§ **TASK PROMPT**
Present every line in which the string "adalah" appears.

= = = = =

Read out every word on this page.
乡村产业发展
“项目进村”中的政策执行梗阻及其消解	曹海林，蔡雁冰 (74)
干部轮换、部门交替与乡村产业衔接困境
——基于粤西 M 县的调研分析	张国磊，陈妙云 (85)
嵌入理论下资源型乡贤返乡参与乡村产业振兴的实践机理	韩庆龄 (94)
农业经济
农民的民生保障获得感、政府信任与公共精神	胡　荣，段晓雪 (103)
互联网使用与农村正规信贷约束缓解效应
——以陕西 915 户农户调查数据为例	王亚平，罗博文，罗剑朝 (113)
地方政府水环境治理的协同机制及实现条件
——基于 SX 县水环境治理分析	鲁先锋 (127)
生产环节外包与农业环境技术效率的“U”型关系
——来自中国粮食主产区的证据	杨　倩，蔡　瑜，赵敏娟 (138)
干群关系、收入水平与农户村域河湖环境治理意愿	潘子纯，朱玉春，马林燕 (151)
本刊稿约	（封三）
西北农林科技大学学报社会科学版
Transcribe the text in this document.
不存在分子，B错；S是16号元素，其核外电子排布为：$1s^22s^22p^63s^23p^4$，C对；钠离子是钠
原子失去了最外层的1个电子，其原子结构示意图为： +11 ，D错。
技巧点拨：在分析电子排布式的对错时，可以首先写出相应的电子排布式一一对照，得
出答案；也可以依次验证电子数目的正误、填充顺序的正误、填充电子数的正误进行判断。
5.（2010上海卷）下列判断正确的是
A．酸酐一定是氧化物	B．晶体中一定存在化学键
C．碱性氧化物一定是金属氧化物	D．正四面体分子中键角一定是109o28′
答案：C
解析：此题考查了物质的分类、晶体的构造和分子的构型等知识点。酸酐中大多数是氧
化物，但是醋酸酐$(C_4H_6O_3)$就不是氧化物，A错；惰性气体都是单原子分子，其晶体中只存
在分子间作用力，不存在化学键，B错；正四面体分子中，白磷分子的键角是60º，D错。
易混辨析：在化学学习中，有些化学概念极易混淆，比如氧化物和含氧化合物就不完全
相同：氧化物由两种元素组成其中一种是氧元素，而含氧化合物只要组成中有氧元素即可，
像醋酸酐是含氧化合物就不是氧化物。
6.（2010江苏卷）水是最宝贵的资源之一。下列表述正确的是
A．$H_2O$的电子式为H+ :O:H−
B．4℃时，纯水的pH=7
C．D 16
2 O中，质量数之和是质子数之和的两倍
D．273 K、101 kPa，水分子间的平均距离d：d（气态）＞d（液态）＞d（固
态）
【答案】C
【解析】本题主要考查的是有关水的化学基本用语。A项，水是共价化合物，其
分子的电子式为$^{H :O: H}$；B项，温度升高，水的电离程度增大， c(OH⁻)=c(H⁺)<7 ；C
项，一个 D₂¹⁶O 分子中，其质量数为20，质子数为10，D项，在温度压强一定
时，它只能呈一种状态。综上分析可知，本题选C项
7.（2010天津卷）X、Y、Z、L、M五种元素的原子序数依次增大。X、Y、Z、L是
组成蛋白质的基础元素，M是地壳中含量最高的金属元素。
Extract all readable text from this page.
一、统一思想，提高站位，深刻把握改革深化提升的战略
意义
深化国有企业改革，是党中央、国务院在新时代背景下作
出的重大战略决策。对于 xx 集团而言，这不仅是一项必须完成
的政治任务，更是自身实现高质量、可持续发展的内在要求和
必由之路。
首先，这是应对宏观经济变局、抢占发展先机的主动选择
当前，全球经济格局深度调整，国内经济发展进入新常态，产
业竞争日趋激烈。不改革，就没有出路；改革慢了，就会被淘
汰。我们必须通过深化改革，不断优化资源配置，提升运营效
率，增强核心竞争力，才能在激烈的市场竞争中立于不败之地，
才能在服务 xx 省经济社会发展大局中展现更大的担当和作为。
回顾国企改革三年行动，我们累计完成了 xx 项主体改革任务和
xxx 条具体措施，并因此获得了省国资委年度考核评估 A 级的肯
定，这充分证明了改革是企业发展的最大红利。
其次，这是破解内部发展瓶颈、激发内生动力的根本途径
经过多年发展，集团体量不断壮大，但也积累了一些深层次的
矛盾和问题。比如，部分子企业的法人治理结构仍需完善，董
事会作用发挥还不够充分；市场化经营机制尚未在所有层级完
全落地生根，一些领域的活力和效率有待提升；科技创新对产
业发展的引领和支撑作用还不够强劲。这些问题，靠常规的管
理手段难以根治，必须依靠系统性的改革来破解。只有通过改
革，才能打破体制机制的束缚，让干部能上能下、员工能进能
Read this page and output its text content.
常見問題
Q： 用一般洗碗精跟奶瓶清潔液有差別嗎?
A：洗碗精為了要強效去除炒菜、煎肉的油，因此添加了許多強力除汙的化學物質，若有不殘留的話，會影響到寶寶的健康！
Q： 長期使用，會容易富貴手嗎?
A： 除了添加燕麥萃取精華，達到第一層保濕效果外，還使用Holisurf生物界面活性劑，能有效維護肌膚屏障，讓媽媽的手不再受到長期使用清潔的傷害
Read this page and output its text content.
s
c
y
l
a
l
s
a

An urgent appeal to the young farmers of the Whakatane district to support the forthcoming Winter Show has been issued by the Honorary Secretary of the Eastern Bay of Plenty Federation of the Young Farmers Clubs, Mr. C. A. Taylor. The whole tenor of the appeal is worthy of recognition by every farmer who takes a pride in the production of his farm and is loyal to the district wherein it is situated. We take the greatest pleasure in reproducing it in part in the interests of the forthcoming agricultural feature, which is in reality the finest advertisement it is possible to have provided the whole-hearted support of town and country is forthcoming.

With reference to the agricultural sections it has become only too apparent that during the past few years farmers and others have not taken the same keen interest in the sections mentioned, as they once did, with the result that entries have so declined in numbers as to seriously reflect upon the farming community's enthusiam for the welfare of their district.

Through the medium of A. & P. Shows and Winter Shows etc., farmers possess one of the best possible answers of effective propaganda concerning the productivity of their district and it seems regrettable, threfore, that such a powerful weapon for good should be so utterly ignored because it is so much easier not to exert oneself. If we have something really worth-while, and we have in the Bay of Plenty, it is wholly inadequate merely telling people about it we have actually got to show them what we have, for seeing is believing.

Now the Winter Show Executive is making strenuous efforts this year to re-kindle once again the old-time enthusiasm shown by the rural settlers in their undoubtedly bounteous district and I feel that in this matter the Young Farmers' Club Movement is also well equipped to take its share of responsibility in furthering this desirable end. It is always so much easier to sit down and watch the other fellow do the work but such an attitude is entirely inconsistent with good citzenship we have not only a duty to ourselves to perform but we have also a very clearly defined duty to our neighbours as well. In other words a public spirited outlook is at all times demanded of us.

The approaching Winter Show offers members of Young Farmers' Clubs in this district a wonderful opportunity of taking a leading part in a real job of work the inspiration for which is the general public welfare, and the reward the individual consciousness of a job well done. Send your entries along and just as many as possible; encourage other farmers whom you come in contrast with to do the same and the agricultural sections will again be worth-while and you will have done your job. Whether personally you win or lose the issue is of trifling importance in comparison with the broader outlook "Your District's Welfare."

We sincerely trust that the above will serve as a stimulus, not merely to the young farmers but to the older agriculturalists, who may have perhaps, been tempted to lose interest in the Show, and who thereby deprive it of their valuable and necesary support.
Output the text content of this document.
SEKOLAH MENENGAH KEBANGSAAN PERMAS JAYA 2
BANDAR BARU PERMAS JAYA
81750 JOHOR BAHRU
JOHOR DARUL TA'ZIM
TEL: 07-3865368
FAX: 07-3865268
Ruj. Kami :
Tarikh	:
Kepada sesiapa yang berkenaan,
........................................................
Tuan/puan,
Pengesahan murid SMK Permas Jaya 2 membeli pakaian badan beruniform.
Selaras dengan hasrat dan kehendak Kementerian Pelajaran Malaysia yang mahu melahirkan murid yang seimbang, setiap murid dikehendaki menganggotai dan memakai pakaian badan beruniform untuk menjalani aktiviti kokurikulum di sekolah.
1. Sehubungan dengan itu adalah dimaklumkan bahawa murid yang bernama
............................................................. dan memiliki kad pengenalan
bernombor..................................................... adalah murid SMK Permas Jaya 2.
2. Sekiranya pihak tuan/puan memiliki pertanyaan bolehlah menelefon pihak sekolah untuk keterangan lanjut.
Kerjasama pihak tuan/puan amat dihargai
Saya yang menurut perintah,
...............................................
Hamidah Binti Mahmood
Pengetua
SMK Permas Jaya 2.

= = = = =

§ **EXPECTED ANSWER**
1. Sehubungan dengan itu adalah dimaklumkan bahawa murid yang bernama
bernombor..................................................... adalah murid SMK Permas Jaya 2.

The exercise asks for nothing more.